++++ Provided records ++++

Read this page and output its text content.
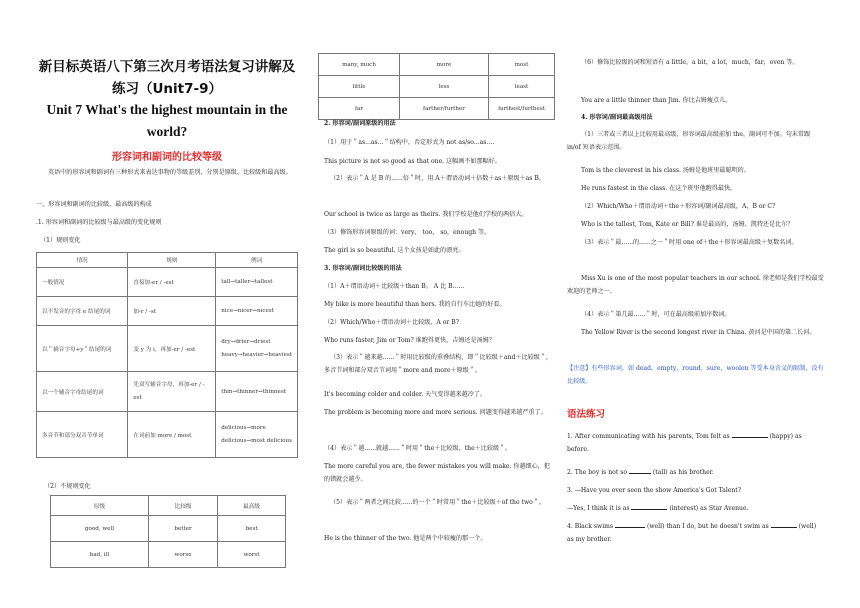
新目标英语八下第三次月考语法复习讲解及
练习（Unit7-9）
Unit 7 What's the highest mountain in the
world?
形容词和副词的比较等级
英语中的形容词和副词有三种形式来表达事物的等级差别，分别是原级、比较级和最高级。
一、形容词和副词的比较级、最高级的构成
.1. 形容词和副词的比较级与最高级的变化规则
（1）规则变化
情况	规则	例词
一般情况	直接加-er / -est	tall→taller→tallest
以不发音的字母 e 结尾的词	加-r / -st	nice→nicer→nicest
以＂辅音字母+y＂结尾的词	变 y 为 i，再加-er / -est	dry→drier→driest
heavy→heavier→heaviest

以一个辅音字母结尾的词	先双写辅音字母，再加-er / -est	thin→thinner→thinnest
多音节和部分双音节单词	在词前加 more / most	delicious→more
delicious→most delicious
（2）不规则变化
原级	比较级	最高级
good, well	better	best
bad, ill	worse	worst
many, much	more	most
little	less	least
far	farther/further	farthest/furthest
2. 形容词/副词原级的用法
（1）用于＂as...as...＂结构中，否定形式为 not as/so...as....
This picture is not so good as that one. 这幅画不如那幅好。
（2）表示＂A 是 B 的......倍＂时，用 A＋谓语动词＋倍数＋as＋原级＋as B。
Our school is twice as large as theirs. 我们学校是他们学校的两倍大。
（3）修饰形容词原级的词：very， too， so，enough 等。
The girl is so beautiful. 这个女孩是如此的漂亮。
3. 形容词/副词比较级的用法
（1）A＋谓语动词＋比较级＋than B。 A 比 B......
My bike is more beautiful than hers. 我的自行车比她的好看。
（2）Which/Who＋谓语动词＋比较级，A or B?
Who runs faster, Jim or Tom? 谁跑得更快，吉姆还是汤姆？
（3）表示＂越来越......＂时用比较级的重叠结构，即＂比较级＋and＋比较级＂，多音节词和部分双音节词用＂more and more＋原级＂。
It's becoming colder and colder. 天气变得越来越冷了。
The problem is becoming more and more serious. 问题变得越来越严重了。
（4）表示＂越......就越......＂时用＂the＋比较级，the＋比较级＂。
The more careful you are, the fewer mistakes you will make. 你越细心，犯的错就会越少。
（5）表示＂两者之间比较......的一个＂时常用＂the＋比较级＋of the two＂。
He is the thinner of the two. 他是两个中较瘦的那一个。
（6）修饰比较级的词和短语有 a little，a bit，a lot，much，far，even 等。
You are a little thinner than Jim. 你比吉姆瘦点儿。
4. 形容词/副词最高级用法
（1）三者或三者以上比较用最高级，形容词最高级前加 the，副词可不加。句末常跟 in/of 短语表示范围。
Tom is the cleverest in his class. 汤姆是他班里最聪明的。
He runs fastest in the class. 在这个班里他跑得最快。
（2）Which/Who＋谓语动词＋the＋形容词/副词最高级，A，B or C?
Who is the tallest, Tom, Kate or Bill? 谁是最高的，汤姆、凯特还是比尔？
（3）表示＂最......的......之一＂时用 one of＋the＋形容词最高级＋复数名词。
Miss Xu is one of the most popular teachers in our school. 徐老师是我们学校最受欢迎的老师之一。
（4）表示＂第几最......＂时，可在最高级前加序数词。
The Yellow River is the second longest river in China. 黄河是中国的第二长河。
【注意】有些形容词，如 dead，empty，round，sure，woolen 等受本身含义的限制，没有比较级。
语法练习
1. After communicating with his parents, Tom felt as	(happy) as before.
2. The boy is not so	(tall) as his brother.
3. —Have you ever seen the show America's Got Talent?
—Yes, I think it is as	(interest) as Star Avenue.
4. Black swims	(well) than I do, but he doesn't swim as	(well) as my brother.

++++

=== Problem ===
Reproduce the records above exactly, leaving out every picture they contain.

=== The response ===
Read this page and output its text content.
新目标英语八下第三次月考语法复习讲解及
练习（Unit7-9）
Unit 7 What's the highest mountain in the
world?
形容词和副词的比较等级
英语中的形容词和副词有三种形式来表达事物的等级差别，分别是原级、比较级和最高级。
一、形容词和副词的比较级、最高级的构成
.1. 形容词和副词的比较级与最高级的变化规则
（1）规则变化
情况	规则	例词
一般情况	直接加-er / -est	tall→taller→tallest
以不发音的字母 e 结尾的词	加-r / -st	nice→nicer→nicest
以＂辅音字母+y＂结尾的词	变 y 为 i，再加-er / -est	dry→drier→driest
heavy→heavier→heaviest

以一个辅音字母结尾的词	先双写辅音字母，再加-er / -est	thin→thinner→thinnest
多音节和部分双音节单词	在词前加 more / most	delicious→more
delicious→most delicious
（2）不规则变化
原级	比较级	最高级
good, well	better	best
bad, ill	worse	worst
many, much	more	most
little	less	least
far	farther/further	farthest/furthest
2. 形容词/副词原级的用法
（1）用于＂as...as...＂结构中，否定形式为 not as/so...as....
This picture is not so good as that one. 这幅画不如那幅好。
（2）表示＂A 是 B 的......倍＂时，用 A＋谓语动词＋倍数＋as＋原级＋as B。
Our school is twice as large as theirs. 我们学校是他们学校的两倍大。
（3）修饰形容词原级的词：very， too， so，enough 等。
The girl is so beautiful. 这个女孩是如此的漂亮。
3. 形容词/副词比较级的用法
（1）A＋谓语动词＋比较级＋than B。 A 比 B......
My bike is more beautiful than hers. 我的自行车比她的好看。
（2）Which/Who＋谓语动词＋比较级，A or B?
Who runs faster, Jim or Tom? 谁跑得更快，吉姆还是汤姆？
（3）表示＂越来越......＂时用比较级的重叠结构，即＂比较级＋and＋比较级＂，多音节词和部分双音节词用＂more and more＋原级＂。
It's becoming colder and colder. 天气变得越来越冷了。
The problem is becoming more and more serious. 问题变得越来越严重了。
（4）表示＂越......就越......＂时用＂the＋比较级，the＋比较级＂。
The more careful you are, the fewer mistakes you will make. 你越细心，犯的错就会越少。
（5）表示＂两者之间比较......的一个＂时常用＂the＋比较级＋of the two＂。
He is the thinner of the two. 他是两个中较瘦的那一个。
（6）修饰比较级的词和短语有 a little，a bit，a lot，much，far，even 等。
You are a little thinner than Jim. 你比吉姆瘦点儿。
4. 形容词/副词最高级用法
（1）三者或三者以上比较用最高级，形容词最高级前加 the，副词可不加。句末常跟 in/of 短语表示范围。
Tom is the cleverest in his class. 汤姆是他班里最聪明的。
He runs fastest in the class. 在这个班里他跑得最快。
（2）Which/Who＋谓语动词＋the＋形容词/副词最高级，A，B or C?
Who is the tallest, Tom, Kate or Bill? 谁是最高的，汤姆、凯特还是比尔？
（3）表示＂最......的......之一＂时用 one of＋the＋形容词最高级＋复数名词。
Miss Xu is one of the most popular teachers in our school. 徐老师是我们学校最受欢迎的老师之一。
（4）表示＂第几最......＂时，可在最高级前加序数词。
The Yellow River is the second longest river in China. 黄河是中国的第二长河。
【注意】有些形容词，如 dead，empty，round，sure，woolen 等受本身含义的限制，没有比较级。
语法练习
1. After communicating with his parents, Tom felt as	(happy) as before.
2. The boy is not so	(tall) as his brother.
3. —Have you ever seen the show America's Got Talent?
—Yes, I think it is as	(interest) as Star Avenue.
4. Black swims	(well) than I do, but he doesn't swim as	(well) as my brother.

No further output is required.